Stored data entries
^^^^^^^^^^^^^^^^
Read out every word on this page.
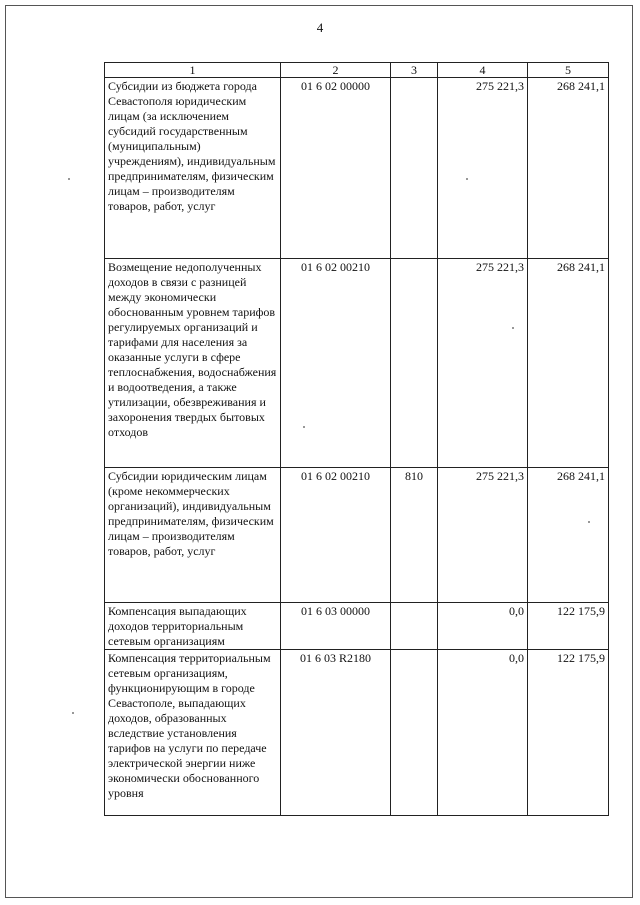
4
1	2	3	4	5
Субсидии из бюджета города Севастополя юридическим лицам (за исключением субсидий государственным (муниципальным) учреждениям), индивидуальным предпринимателям, физическим лицам – производителям товаров, работ, услуг	01 6 02 00000		275 221,3	268 241,1
Возмещение недополученных доходов в связи с разницей между экономически обоснованным уровнем тарифов регулируемых организаций и тарифами для населения за оказанные услуги в сфере теплоснабжения, водоснабжения и водоотведения, а также утилизации, обезвреживания и захоронения твердых бытовых отходов	01 6 02 00210		275 221,3	268 241,1
Субсидии юридическим лицам (кроме некоммерческих организаций), индивидуальным предпринимателям, физическим лицам – производителям товаров, работ, услуг	01 6 02 00210	810	275 221,3	268 241,1
Компенсация выпадающих доходов территориальным сетевым организациям	01 6 03 00000		0,0	122 175,9
Компенсация территориальным сетевым организациям, функционирующим в городе Севастополе, выпадающих доходов, образованных вследствие установления тарифов на услуги по передаче электрической энергии ниже экономически обоснованного уровня	01 6 03 R2180		0,0	122 175,9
^^^^^^^^^^^^^^^^
→ Prompt: Quote the listing above in full, except for the pictures.

→ Complete response:
Read out every word on this page.
4
1	2	3	4	5
Субсидии из бюджета города Севастополя юридическим лицам (за исключением субсидий государственным (муниципальным) учреждениям), индивидуальным предпринимателям, физическим лицам – производителям товаров, работ, услуг	01 6 02 00000		275 221,3	268 241,1
Возмещение недополученных доходов в связи с разницей между экономически обоснованным уровнем тарифов регулируемых организаций и тарифами для населения за оказанные услуги в сфере теплоснабжения, водоснабжения и водоотведения, а также утилизации, обезвреживания и захоронения твердых бытовых отходов	01 6 02 00210		275 221,3	268 241,1
Субсидии юридическим лицам (кроме некоммерческих организаций), индивидуальным предпринимателям, физическим лицам – производителям товаров, работ, услуг	01 6 02 00210	810	275 221,3	268 241,1
Компенсация выпадающих доходов территориальным сетевым организациям	01 6 03 00000		0,0	122 175,9
Компенсация территориальным сетевым организациям, функционирующим в городе Севастополе, выпадающих доходов, образованных вследствие установления тарифов на услуги по передаче электрической энергии ниже экономически обоснованного уровня	01 6 03 R2180		0,0	122 175,9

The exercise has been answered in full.